**Requirement:** Your task is to give the data again, exactly, with every line intact.

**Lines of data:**

_____

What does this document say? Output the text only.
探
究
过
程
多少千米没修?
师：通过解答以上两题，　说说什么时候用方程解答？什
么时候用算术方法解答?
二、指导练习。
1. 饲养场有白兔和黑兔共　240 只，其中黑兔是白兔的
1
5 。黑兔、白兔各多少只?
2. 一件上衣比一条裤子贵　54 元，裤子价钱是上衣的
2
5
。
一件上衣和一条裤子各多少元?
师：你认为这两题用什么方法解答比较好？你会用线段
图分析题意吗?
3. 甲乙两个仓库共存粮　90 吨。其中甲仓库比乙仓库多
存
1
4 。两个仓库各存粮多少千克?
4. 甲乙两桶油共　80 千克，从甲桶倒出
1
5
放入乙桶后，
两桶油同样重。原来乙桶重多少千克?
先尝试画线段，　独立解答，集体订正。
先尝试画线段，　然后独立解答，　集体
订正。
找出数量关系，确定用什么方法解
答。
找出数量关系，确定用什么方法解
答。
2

_____

**Answer to the problem:**
What does this document say? Output the text only.
探
究
过
程
多少千米没修?
师：通过解答以上两题，　说说什么时候用方程解答？什
么时候用算术方法解答?
二、指导练习。
1. 饲养场有白兔和黑兔共　240 只，其中黑兔是白兔的
1
5 。黑兔、白兔各多少只?
2. 一件上衣比一条裤子贵　54 元，裤子价钱是上衣的
2
5
。
一件上衣和一条裤子各多少元?
师：你认为这两题用什么方法解答比较好？你会用线段
图分析题意吗?
3. 甲乙两个仓库共存粮　90 吨。其中甲仓库比乙仓库多
存
1
4 。两个仓库各存粮多少千克?
4. 甲乙两桶油共　80 千克，从甲桶倒出
1
5
放入乙桶后，
两桶油同样重。原来乙桶重多少千克?
先尝试画线段，　独立解答，集体订正。
先尝试画线段，　然后独立解答，　集体
订正。
找出数量关系，确定用什么方法解
答。
找出数量关系，确定用什么方法解
答。
2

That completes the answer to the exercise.